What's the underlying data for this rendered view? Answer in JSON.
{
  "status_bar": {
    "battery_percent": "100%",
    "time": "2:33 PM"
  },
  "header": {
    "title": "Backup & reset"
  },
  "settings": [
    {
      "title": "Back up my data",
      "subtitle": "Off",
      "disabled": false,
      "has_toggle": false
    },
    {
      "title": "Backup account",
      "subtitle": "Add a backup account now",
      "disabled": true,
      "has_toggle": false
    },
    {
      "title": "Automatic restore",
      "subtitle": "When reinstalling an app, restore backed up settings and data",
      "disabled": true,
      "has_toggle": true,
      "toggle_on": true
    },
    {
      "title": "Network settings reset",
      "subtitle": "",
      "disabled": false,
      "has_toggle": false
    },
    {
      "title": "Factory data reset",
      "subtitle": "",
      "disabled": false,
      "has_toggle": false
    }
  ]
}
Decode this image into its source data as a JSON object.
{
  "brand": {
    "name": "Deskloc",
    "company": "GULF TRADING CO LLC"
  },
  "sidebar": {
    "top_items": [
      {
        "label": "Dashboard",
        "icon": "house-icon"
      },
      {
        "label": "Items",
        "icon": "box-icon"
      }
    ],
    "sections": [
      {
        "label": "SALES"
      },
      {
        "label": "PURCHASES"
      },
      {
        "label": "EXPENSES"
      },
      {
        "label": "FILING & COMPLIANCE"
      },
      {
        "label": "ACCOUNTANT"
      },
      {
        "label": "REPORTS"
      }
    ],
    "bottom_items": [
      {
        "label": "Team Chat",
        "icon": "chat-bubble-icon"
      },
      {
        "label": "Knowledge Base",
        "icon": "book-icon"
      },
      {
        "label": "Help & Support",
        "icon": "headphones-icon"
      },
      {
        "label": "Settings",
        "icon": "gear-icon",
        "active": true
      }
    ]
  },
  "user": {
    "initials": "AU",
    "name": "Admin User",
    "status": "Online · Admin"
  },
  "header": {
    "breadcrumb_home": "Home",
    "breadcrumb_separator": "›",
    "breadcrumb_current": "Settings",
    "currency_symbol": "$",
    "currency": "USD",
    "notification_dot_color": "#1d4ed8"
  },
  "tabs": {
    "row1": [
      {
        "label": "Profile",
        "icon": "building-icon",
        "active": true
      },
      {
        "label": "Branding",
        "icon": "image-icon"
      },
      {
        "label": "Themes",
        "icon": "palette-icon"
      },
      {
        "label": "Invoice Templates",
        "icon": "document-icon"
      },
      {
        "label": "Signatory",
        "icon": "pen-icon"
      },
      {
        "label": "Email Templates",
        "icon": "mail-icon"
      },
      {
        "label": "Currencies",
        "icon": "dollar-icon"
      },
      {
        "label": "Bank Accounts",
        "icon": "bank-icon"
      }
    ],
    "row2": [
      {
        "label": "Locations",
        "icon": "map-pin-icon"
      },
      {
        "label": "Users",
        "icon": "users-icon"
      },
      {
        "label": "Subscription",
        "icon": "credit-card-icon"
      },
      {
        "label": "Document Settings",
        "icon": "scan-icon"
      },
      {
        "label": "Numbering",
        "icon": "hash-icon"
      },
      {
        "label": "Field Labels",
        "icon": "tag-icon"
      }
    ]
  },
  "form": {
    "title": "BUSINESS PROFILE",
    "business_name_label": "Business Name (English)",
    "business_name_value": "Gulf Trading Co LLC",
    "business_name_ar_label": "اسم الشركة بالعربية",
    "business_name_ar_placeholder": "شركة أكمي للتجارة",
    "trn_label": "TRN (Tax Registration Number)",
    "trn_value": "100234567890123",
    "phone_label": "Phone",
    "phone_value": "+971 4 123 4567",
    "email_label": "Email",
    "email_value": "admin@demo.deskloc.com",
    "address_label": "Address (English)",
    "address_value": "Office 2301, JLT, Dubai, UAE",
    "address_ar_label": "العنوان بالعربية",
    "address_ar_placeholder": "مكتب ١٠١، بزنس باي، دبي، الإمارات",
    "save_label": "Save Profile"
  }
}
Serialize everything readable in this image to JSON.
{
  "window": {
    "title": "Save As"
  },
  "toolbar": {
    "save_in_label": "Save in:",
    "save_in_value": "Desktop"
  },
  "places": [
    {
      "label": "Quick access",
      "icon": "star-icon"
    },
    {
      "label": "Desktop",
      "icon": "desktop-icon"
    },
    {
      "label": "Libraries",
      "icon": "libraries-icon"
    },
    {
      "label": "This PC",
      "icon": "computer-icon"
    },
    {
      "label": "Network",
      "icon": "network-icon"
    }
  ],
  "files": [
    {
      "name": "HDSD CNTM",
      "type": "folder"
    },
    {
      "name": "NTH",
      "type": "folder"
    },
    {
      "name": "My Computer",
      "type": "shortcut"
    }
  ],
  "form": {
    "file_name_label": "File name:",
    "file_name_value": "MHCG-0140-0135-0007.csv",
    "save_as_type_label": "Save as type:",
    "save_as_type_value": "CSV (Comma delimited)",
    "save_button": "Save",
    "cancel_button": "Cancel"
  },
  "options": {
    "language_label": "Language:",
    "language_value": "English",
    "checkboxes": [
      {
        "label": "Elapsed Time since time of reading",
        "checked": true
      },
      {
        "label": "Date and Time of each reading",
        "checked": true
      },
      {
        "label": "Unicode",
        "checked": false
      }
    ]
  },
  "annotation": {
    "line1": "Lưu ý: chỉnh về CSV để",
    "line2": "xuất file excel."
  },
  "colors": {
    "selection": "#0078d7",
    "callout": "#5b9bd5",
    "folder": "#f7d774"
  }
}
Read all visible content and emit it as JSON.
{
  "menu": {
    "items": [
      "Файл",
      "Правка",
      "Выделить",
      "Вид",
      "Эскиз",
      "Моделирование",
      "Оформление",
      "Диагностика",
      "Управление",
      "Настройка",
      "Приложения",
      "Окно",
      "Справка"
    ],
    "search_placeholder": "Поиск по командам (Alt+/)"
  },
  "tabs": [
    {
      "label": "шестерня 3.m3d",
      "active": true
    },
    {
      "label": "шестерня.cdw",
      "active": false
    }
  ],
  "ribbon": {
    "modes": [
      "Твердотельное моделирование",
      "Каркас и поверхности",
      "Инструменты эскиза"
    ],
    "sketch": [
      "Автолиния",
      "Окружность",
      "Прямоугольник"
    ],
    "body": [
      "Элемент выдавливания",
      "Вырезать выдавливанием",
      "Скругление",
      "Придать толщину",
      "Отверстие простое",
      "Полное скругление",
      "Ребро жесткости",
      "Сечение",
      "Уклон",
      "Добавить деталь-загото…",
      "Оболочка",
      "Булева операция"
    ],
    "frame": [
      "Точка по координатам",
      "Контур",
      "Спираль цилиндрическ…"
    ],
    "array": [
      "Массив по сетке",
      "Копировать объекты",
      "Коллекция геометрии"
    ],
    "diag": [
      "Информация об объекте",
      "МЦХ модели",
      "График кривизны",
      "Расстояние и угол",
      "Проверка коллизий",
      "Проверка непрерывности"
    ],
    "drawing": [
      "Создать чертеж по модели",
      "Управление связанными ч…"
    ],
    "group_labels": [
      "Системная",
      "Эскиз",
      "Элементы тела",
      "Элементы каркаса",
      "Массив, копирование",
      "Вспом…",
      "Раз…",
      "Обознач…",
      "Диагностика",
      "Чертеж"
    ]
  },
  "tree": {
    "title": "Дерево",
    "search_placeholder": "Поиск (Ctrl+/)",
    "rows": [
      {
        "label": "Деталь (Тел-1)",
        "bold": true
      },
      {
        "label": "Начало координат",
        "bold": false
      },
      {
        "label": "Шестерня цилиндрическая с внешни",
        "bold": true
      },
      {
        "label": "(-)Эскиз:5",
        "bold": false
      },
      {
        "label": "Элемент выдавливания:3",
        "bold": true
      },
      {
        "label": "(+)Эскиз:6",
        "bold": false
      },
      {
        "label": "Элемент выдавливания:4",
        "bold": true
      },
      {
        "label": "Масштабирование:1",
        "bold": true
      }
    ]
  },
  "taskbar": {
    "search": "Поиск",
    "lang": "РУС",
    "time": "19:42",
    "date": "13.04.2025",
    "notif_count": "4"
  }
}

________________________

(What is being asked): Where does the word "image" appear in the listing? List each line that holds it.

(Solution for this exercise):
Decode this image into its source data as a JSON object.
        "icon": "image-icon"
Serialize everything readable in this image to JSON.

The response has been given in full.